## GOAL
Determine which lines of the records include the word "Distribution", and copy them.

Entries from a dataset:
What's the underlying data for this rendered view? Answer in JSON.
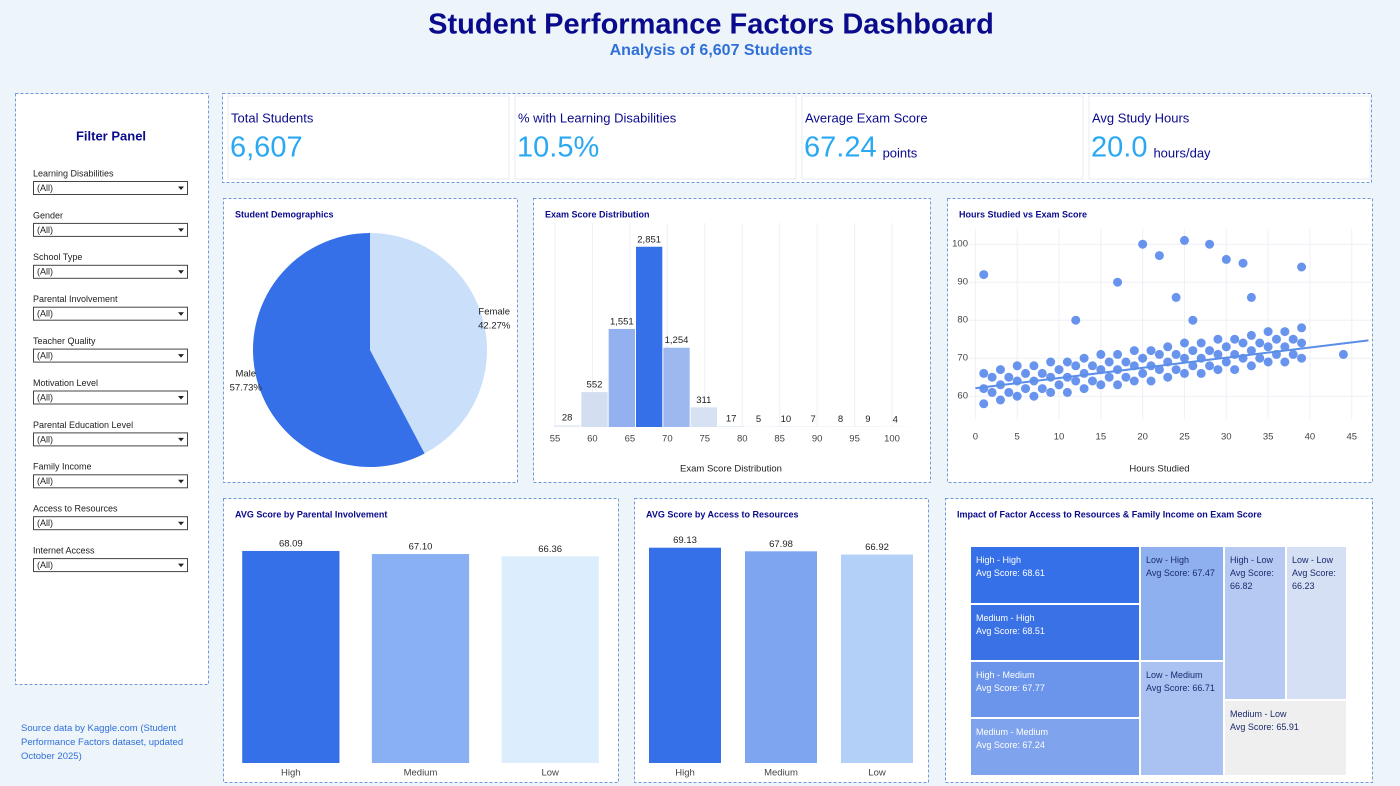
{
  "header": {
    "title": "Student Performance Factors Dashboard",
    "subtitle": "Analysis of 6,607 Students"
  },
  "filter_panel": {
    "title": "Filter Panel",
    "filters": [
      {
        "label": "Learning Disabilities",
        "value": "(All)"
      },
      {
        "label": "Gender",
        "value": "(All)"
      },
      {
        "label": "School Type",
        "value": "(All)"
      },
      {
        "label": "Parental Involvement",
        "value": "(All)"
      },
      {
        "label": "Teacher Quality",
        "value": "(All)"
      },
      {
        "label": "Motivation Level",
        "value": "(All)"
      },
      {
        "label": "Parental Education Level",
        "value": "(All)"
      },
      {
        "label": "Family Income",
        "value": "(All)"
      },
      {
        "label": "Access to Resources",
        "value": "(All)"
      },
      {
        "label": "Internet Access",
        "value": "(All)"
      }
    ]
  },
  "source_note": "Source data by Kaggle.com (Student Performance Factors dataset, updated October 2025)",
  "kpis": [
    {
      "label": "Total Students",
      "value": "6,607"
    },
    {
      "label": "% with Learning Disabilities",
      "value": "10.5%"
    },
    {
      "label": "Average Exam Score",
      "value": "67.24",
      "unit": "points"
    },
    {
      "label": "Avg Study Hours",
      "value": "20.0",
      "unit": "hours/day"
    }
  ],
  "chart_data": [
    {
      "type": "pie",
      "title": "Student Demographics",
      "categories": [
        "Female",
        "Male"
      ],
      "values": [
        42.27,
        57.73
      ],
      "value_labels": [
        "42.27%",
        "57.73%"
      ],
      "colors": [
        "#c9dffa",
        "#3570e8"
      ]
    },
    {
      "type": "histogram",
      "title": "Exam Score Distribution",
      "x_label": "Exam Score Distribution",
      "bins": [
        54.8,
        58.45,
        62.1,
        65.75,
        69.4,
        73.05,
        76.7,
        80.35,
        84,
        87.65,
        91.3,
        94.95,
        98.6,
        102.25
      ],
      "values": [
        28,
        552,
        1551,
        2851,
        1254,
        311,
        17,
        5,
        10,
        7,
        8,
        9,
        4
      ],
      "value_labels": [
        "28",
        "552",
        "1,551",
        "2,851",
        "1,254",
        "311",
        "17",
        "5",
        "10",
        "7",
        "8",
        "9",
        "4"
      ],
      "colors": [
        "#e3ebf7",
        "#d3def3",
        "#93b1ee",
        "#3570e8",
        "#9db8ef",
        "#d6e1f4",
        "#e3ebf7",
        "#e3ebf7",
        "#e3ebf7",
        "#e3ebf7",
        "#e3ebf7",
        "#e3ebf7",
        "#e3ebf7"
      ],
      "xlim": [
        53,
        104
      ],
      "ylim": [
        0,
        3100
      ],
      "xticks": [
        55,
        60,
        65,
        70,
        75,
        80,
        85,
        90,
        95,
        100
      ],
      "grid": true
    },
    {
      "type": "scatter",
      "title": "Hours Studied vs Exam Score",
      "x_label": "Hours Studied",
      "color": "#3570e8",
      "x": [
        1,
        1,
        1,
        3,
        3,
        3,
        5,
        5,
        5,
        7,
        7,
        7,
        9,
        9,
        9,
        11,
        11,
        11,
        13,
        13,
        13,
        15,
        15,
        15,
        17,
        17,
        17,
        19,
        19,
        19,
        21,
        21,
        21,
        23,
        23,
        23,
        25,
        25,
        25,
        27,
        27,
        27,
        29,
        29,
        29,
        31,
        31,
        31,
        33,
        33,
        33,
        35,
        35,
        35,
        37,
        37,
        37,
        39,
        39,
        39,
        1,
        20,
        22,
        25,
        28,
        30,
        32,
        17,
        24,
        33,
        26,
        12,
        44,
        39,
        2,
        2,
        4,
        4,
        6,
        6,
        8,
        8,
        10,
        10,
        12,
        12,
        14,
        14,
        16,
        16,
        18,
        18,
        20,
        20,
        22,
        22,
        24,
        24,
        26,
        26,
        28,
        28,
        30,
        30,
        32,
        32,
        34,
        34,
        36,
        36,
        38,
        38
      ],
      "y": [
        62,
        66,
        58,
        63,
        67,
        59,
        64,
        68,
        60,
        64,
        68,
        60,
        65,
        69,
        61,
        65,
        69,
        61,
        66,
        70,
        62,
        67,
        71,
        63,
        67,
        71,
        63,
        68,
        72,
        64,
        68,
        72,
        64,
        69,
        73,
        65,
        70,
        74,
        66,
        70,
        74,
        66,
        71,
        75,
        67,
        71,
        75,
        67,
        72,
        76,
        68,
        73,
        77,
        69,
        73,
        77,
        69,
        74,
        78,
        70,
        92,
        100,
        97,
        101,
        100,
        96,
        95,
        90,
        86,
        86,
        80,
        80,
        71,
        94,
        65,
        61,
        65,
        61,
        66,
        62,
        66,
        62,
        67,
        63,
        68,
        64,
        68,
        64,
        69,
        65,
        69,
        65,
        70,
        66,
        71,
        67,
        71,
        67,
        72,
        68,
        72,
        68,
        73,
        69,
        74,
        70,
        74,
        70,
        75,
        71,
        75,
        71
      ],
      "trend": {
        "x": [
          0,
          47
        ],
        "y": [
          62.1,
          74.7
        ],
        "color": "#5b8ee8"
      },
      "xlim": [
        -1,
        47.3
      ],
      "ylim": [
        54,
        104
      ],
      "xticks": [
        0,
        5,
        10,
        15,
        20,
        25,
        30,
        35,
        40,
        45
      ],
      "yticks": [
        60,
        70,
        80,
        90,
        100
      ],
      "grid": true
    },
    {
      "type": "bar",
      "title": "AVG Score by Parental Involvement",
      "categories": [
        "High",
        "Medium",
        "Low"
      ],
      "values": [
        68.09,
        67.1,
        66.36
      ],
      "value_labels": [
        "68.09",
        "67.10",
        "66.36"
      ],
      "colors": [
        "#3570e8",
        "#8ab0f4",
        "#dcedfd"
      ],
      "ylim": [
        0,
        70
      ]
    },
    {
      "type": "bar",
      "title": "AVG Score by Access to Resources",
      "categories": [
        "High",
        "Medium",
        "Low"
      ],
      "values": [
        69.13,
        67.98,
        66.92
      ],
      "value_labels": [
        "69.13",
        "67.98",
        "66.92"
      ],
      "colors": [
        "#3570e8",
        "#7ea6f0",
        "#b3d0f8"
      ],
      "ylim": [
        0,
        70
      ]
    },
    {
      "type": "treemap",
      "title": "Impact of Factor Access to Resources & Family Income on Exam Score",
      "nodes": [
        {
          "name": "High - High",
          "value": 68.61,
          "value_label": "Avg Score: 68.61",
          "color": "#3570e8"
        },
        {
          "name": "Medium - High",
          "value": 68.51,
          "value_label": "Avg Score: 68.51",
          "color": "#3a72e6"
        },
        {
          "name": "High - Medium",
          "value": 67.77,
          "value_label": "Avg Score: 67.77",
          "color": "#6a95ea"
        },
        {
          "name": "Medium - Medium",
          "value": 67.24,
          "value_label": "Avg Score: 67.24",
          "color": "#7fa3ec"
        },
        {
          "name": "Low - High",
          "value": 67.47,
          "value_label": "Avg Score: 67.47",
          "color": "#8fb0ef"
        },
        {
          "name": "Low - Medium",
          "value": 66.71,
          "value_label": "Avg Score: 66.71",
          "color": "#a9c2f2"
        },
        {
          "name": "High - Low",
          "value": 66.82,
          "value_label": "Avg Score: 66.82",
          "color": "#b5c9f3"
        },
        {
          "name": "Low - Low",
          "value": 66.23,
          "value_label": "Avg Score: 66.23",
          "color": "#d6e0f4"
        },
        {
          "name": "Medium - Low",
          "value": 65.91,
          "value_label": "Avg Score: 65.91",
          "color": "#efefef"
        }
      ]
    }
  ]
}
* * *
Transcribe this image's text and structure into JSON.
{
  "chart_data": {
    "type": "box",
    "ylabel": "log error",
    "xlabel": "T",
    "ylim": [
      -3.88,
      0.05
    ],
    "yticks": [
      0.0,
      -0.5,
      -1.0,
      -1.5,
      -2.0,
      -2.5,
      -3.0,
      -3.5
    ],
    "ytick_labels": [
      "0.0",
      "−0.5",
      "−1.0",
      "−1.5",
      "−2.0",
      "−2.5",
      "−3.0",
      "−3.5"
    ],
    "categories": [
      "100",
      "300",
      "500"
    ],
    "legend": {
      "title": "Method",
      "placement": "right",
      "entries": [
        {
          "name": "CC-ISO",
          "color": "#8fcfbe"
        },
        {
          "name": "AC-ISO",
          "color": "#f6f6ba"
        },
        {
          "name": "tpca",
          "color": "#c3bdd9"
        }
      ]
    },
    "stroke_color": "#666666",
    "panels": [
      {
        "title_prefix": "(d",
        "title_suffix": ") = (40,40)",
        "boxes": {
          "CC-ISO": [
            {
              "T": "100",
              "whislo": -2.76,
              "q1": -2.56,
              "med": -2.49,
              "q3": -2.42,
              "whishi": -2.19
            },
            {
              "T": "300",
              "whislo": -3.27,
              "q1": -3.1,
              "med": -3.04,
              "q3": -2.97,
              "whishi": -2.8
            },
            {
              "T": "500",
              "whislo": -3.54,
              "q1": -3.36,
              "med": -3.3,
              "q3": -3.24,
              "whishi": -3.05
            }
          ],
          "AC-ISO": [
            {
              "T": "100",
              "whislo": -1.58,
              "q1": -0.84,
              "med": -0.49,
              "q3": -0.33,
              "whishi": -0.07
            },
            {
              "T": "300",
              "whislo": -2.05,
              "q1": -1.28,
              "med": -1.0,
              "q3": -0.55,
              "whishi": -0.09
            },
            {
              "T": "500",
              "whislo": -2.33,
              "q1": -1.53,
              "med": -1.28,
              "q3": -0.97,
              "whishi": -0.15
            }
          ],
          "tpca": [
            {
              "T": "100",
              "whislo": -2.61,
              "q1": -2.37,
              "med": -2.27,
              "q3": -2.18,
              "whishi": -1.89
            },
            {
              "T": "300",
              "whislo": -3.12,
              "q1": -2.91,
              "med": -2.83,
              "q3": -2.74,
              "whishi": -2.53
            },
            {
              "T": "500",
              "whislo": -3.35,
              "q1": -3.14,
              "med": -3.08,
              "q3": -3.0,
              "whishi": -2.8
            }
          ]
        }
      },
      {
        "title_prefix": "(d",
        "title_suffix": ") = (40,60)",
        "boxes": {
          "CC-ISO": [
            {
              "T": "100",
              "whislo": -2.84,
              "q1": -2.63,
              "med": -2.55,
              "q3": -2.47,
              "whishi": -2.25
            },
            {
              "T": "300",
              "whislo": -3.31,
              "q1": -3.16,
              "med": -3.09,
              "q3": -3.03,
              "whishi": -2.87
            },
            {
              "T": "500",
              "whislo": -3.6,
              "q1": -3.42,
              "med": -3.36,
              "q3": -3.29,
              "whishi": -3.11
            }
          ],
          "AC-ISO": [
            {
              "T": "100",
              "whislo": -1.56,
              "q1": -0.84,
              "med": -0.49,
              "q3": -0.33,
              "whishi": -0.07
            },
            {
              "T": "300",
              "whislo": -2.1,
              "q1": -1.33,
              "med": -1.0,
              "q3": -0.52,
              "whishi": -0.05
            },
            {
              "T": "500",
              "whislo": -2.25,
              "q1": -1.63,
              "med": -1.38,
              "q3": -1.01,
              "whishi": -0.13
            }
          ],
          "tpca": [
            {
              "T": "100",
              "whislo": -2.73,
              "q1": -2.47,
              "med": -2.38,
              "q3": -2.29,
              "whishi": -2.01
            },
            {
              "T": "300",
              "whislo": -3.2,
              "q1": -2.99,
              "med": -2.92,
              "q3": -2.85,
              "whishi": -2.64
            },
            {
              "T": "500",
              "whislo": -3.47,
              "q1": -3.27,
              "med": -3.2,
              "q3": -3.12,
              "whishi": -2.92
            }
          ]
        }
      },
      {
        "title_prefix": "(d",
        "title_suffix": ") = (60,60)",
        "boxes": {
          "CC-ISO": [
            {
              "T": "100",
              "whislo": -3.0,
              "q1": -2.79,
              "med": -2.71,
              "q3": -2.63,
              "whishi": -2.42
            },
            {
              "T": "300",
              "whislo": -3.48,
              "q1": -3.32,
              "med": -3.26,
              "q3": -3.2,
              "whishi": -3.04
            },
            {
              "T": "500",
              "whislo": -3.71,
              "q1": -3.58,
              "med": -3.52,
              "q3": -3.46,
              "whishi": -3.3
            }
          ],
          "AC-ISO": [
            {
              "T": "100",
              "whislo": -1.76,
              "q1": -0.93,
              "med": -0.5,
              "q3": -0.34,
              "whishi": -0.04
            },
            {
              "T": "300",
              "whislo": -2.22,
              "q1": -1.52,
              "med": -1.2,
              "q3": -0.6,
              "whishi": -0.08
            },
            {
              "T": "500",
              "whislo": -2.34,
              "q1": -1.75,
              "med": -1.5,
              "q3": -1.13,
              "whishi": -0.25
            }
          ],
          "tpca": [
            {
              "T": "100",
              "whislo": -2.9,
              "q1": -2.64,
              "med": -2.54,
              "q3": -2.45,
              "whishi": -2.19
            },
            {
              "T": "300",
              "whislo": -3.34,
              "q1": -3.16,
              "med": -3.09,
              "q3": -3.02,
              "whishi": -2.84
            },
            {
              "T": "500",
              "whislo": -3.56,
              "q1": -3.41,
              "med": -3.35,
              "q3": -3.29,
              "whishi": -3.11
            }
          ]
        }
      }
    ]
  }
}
==
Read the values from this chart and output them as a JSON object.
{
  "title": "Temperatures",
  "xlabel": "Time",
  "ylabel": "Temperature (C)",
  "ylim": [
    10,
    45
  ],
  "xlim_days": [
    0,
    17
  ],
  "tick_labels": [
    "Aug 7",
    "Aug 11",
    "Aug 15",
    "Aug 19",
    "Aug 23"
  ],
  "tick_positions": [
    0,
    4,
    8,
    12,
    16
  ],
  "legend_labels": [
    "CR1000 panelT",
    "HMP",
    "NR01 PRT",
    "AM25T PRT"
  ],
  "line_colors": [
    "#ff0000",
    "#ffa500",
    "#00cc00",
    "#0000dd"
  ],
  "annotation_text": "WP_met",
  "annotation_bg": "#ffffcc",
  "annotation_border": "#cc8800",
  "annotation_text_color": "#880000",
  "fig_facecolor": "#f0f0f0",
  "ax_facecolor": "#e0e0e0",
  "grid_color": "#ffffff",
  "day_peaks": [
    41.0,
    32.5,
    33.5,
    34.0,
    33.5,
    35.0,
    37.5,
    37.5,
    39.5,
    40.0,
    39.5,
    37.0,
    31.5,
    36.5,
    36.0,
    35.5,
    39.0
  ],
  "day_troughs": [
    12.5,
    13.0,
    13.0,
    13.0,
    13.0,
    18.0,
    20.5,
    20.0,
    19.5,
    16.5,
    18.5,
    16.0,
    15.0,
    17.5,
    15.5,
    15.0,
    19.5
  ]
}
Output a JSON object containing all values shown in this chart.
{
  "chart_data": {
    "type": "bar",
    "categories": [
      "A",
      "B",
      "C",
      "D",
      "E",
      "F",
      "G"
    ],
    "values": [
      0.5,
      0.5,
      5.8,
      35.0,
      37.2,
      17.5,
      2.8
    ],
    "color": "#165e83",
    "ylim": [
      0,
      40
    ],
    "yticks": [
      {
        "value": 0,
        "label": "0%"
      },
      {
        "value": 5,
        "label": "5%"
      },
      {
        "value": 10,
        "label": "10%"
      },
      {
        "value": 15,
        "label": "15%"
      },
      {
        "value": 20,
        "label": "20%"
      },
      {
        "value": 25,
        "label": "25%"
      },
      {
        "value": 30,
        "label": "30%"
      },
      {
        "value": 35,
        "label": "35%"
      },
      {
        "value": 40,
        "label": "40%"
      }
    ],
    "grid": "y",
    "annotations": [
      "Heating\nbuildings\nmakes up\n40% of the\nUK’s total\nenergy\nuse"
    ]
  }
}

## SOLUTION FOR THIS PROBLEM
      "title": "Exam Score Distribution",
      "x_label": "Exam Score Distribution",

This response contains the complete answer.